(Collected data)
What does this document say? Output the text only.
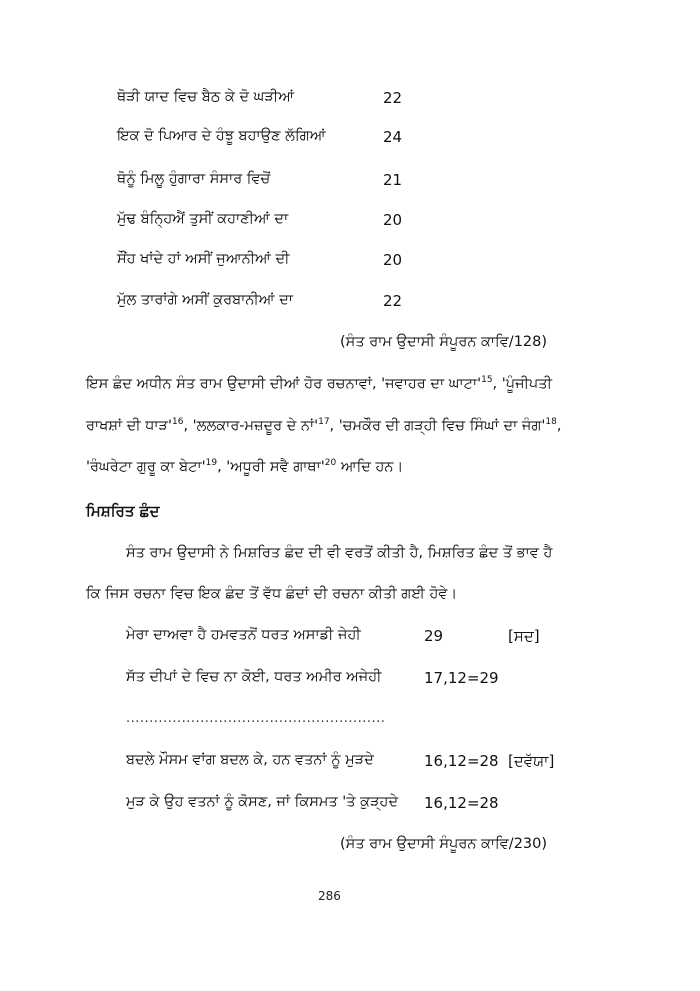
ਥੋੜੀ ਯਾਦ ਵਿਚ ਬੈਠ ਕੇ ਦੋ ਘੜੀਆਂ	22
ਇਕ ਦੋ ਪਿਆਰ ਦੇ ਹੰਝੂ ਬਹਾਉਣ ਲੱਗਿਆਂ	24
ਥੋਨੂੰ ਮਿਲੂ ਹੁੰਗਾਰਾ ਸੰਸਾਰ ਵਿਚੋਂ	21
ਮੁੱਢ ਬੰਨ੍ਹਿਐਂ ਤੁਸੀਂ ਕਹਾਣੀਆਂ ਦਾ	20
ਸੌਂਹ ਖਾਂਦੇ ਹਾਂ ਅਸੀਂ ਜੁਆਨੀਆਂ ਦੀ	20
ਮੁੱਲ ਤਾਰਾਂਗੇ ਅਸੀਂ ਕੁਰਬਾਨੀਆਂ ਦਾ	22
(ਸੰਤ ਰਾਮ ਉਦਾਸੀ ਸੰਪੂਰਨ ਕਾਵਿ/128)
ਇਸ ਛੰਦ ਅਧੀਨ ਸੰਤ ਰਾਮ ਉਦਾਸੀ ਦੀਆਂ ਹੋਰ ਰਚਨਾਵਾਂ, 'ਜਵਾਹਰ ਦਾ $ਘਾਟਾ'^{15}$, 'ਪੂੰਜੀਪਤੀ
ਰਾਖਸ਼ਾਂ ਦੀ $ਧਾੜ'^{16}$, 'ਲਲਕਾਰ-ਮਜ਼ਦੂਰ ਦੇ $ਨਾਂ'^{17}$, 'ਚਮਕੌਰ ਦੀ ਗੜ੍ਹੀ ਵਿਚ ਸਿੰਘਾਂ ਦਾ $ਜੰਗ'^{18}$,
'ਰੰਘਰੇਟਾ ਗੁਰੂ ਕਾ $ਬੇਟਾ'^{19}$, 'ਅਧੂਰੀ ਸਵੈ $ਗਾਥਾ'^{20}$ ਆਦਿ ਹਨ।
ਮਿਸ਼ਰਿਤ ਛੰਦ
ਸੰਤ ਰਾਮ ਉਦਾਸੀ ਨੇ ਮਿਸ਼ਰਿਤ ਛੰਦ ਦੀ ਵੀ ਵਰਤੋਂ ਕੀਤੀ ਹੈ, ਮਿਸ਼ਰਿਤ ਛੰਦ ਤੋਂ ਭਾਵ ਹੈ
ਕਿ ਜਿਸ ਰਚਨਾ ਵਿਚ ਇਕ ਛੰਦ ਤੋਂ ਵੱਧ ਛੰਦਾਂ ਦੀ ਰਚਨਾ ਕੀਤੀ ਗਈ ਹੋਵੇ।
ਮੇਰਾ ਦਾਅਵਾ ਹੈ ਹਮਵਤਨੋਂ ਧਰਤ ਅਸਾਡੀ ਜੇਹੀ	29	[ਸਦ]
ਸੱਤ ਦੀਪਾਂ ਦੇ ਵਿਚ ਨਾ ਕੋਈ, ਧਰਤ ਅਮੀਰ ਅਜੇਹੀ	17,12=29
........................................................
ਬਦਲੇ ਮੌਸਮ ਵਾਂਗ ਬਦਲ ਕੇ, ਹਨ ਵਤਨਾਂ ਨੂੰ ਮੁੜਦੇ	16,12=28 [ਦਵੱਯਾ]
ਮੁੜ ਕੇ ਉਹ ਵਤਨਾਂ ਨੂੰ ਕੋਸਣ, ਜਾਂ ਕਿਸਮਤ 'ਤੇ ਕੁੜ੍ਹਦੇ 16,12=28
(ਸੰਤ ਰਾਮ ਉਦਾਸੀ ਸੰਪੂਰਨ ਕਾਵਿ/230)
286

Description of the task: Each line of the material must be retyped exactly, except that images are omitted.

Task solution:
What does this document say? Output the text only.
ਥੋੜੀ ਯਾਦ ਵਿਚ ਬੈਠ ਕੇ ਦੋ ਘੜੀਆਂ	22
ਇਕ ਦੋ ਪਿਆਰ ਦੇ ਹੰਝੂ ਬਹਾਉਣ ਲੱਗਿਆਂ	24
ਥੋਨੂੰ ਮਿਲੂ ਹੁੰਗਾਰਾ ਸੰਸਾਰ ਵਿਚੋਂ	21
ਮੁੱਢ ਬੰਨ੍ਹਿਐਂ ਤੁਸੀਂ ਕਹਾਣੀਆਂ ਦਾ	20
ਸੌਂਹ ਖਾਂਦੇ ਹਾਂ ਅਸੀਂ ਜੁਆਨੀਆਂ ਦੀ	20
ਮੁੱਲ ਤਾਰਾਂਗੇ ਅਸੀਂ ਕੁਰਬਾਨੀਆਂ ਦਾ	22
(ਸੰਤ ਰਾਮ ਉਦਾਸੀ ਸੰਪੂਰਨ ਕਾਵਿ/128)
ਇਸ ਛੰਦ ਅਧੀਨ ਸੰਤ ਰਾਮ ਉਦਾਸੀ ਦੀਆਂ ਹੋਰ ਰਚਨਾਵਾਂ, 'ਜਵਾਹਰ ਦਾ $ਘਾਟਾ'^{15}$, 'ਪੂੰਜੀਪਤੀ
ਰਾਖਸ਼ਾਂ ਦੀ $ਧਾੜ'^{16}$, 'ਲਲਕਾਰ-ਮਜ਼ਦੂਰ ਦੇ $ਨਾਂ'^{17}$, 'ਚਮਕੌਰ ਦੀ ਗੜ੍ਹੀ ਵਿਚ ਸਿੰਘਾਂ ਦਾ $ਜੰਗ'^{18}$,
'ਰੰਘਰੇਟਾ ਗੁਰੂ ਕਾ $ਬੇਟਾ'^{19}$, 'ਅਧੂਰੀ ਸਵੈ $ਗਾਥਾ'^{20}$ ਆਦਿ ਹਨ।
ਮਿਸ਼ਰਿਤ ਛੰਦ
ਸੰਤ ਰਾਮ ਉਦਾਸੀ ਨੇ ਮਿਸ਼ਰਿਤ ਛੰਦ ਦੀ ਵੀ ਵਰਤੋਂ ਕੀਤੀ ਹੈ, ਮਿਸ਼ਰਿਤ ਛੰਦ ਤੋਂ ਭਾਵ ਹੈ
ਕਿ ਜਿਸ ਰਚਨਾ ਵਿਚ ਇਕ ਛੰਦ ਤੋਂ ਵੱਧ ਛੰਦਾਂ ਦੀ ਰਚਨਾ ਕੀਤੀ ਗਈ ਹੋਵੇ।
ਮੇਰਾ ਦਾਅਵਾ ਹੈ ਹਮਵਤਨੋਂ ਧਰਤ ਅਸਾਡੀ ਜੇਹੀ	29	[ਸਦ]
ਸੱਤ ਦੀਪਾਂ ਦੇ ਵਿਚ ਨਾ ਕੋਈ, ਧਰਤ ਅਮੀਰ ਅਜੇਹੀ	17,12=29
........................................................
ਬਦਲੇ ਮੌਸਮ ਵਾਂਗ ਬਦਲ ਕੇ, ਹਨ ਵਤਨਾਂ ਨੂੰ ਮੁੜਦੇ	16,12=28 [ਦਵੱਯਾ]
ਮੁੜ ਕੇ ਉਹ ਵਤਨਾਂ ਨੂੰ ਕੋਸਣ, ਜਾਂ ਕਿਸਮਤ 'ਤੇ ਕੁੜ੍ਹਦੇ 16,12=28
(ਸੰਤ ਰਾਮ ਉਦਾਸੀ ਸੰਪੂਰਨ ਕਾਵਿ/230)
286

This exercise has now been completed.